• Records for the exercise:

•••

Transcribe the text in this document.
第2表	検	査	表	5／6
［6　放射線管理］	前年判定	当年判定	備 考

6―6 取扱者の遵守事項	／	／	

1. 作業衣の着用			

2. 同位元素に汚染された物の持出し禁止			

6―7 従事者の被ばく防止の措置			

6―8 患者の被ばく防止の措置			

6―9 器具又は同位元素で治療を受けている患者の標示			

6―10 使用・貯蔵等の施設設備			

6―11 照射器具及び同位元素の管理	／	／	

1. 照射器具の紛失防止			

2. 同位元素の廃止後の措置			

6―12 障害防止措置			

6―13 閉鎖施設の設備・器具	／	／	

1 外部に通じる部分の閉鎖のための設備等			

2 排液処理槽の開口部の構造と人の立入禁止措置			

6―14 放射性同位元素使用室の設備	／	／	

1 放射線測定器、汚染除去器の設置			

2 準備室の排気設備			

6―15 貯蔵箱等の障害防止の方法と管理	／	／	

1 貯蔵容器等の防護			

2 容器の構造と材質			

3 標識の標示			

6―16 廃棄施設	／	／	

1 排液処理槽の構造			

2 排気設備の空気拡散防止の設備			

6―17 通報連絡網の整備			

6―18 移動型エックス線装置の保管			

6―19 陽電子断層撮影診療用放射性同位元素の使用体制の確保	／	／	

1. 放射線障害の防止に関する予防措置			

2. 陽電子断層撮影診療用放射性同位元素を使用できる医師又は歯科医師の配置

•••

• To be done: Your task is to repeat each line of the material exactly.

• Solution:
Transcribe the text in this document.
第2表	検	査	表	5／6
［6　放射線管理］	前年判定	当年判定	備 考

6―6 取扱者の遵守事項	／	／	

1. 作業衣の着用			

2. 同位元素に汚染された物の持出し禁止			

6―7 従事者の被ばく防止の措置			

6―8 患者の被ばく防止の措置			

6―9 器具又は同位元素で治療を受けている患者の標示			

6―10 使用・貯蔵等の施設設備			

6―11 照射器具及び同位元素の管理	／	／	

1. 照射器具の紛失防止			

2. 同位元素の廃止後の措置			

6―12 障害防止措置			

6―13 閉鎖施設の設備・器具	／	／	

1 外部に通じる部分の閉鎖のための設備等			

2 排液処理槽の開口部の構造と人の立入禁止措置			

6―14 放射性同位元素使用室の設備	／	／	

1 放射線測定器、汚染除去器の設置			

2 準備室の排気設備			

6―15 貯蔵箱等の障害防止の方法と管理	／	／	

1 貯蔵容器等の防護			

2 容器の構造と材質			

3 標識の標示			

6―16 廃棄施設	／	／	

1 排液処理槽の構造			

2 排気設備の空気拡散防止の設備			

6―17 通報連絡網の整備			

6―18 移動型エックス線装置の保管			

6―19 陽電子断層撮影診療用放射性同位元素の使用体制の確保	／	／	

1. 放射線障害の防止に関する予防措置			

2. 陽電子断層撮影診療用放射性同位元素を使用できる医師又は歯科医師の配置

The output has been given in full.